Entries from a dataset:
start

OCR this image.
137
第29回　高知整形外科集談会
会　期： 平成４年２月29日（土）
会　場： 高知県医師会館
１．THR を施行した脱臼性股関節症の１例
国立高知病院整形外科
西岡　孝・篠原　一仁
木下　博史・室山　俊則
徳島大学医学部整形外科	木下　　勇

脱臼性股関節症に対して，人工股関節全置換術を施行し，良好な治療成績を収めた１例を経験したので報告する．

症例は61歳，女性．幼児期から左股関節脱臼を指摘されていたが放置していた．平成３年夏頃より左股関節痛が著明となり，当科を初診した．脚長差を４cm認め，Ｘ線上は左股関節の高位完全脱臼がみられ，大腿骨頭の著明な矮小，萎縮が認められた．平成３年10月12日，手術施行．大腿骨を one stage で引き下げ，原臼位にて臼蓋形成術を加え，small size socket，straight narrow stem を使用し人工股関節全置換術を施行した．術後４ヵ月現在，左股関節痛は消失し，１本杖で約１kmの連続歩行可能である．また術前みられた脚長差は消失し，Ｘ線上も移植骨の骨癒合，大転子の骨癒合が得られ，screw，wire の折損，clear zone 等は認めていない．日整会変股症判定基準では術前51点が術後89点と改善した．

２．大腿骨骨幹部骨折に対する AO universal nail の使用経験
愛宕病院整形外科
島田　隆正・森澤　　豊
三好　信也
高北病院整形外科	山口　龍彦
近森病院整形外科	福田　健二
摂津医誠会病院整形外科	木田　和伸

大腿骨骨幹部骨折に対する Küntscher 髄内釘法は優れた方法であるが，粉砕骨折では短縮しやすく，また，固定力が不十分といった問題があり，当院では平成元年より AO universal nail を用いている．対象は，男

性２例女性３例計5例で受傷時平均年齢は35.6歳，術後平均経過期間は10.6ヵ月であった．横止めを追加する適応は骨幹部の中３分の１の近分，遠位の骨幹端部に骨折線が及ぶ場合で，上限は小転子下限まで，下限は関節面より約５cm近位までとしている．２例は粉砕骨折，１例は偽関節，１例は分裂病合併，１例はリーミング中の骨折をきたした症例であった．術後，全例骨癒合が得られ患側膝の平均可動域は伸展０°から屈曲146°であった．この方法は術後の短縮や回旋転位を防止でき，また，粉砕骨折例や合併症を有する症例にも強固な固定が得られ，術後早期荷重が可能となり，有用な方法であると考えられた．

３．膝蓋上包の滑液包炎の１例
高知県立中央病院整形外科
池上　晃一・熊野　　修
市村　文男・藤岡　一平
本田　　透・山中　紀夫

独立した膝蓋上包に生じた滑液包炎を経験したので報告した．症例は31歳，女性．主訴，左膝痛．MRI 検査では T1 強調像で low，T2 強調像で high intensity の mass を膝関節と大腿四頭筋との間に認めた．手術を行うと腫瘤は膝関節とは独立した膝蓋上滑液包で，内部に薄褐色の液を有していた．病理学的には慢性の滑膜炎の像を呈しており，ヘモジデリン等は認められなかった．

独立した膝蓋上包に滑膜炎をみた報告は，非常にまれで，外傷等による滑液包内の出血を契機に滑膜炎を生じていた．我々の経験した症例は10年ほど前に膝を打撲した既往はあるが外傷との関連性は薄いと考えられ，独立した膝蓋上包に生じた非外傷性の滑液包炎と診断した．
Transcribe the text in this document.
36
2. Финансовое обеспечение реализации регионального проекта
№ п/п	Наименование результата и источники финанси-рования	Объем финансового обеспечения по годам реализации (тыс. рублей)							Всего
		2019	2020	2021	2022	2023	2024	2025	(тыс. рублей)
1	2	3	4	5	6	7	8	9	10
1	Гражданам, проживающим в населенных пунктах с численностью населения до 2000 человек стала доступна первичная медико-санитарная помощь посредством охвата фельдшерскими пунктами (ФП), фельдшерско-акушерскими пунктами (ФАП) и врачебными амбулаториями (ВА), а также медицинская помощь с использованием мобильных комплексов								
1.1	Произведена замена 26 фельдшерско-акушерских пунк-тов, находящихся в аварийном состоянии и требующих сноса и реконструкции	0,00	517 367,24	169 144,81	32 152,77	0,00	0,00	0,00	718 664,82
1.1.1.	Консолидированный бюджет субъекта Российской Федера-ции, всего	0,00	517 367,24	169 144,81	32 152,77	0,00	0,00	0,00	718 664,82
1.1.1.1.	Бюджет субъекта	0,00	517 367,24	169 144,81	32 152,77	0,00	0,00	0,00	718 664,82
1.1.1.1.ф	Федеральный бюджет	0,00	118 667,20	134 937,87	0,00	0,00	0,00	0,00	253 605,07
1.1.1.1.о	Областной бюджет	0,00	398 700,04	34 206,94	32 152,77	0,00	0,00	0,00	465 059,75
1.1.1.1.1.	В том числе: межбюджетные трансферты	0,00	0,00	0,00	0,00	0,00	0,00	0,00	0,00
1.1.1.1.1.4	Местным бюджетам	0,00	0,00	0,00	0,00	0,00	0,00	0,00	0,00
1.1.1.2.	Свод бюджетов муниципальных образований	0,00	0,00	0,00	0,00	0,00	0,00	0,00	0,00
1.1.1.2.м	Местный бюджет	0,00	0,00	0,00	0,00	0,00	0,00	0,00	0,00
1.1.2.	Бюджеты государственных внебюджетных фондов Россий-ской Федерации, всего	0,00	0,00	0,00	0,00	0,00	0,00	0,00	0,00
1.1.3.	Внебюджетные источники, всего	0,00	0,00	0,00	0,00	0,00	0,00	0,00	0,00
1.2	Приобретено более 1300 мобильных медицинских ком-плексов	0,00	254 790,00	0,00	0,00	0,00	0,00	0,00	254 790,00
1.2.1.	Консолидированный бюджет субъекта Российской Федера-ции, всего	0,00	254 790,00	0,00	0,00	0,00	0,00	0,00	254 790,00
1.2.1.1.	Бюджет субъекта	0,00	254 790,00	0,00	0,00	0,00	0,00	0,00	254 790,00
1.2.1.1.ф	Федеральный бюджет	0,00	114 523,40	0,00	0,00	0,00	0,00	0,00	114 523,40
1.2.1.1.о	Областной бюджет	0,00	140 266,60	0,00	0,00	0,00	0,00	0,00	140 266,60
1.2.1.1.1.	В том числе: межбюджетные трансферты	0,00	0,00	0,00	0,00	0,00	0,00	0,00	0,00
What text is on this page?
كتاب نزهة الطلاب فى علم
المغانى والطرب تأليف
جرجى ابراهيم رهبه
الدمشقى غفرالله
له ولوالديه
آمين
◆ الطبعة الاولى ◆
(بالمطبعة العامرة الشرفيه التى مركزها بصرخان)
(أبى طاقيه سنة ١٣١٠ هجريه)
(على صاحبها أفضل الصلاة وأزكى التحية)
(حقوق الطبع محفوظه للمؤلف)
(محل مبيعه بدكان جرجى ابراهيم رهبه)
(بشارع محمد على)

end

INSTRUCTIONS TO FOLLOW – From the listing, copy each line containing the word "universal".

FULL SOLUTION –
２．大腿骨骨幹部骨折に対する AO universal nail の使用経験
大腿骨骨幹部骨折に対する Küntscher 髄内釘法は優れた方法であるが，粉砕骨折では短縮しやすく，また，固定力が不十分といった問題があり，当院では平成元年より AO universal nail を用いている．対象は，男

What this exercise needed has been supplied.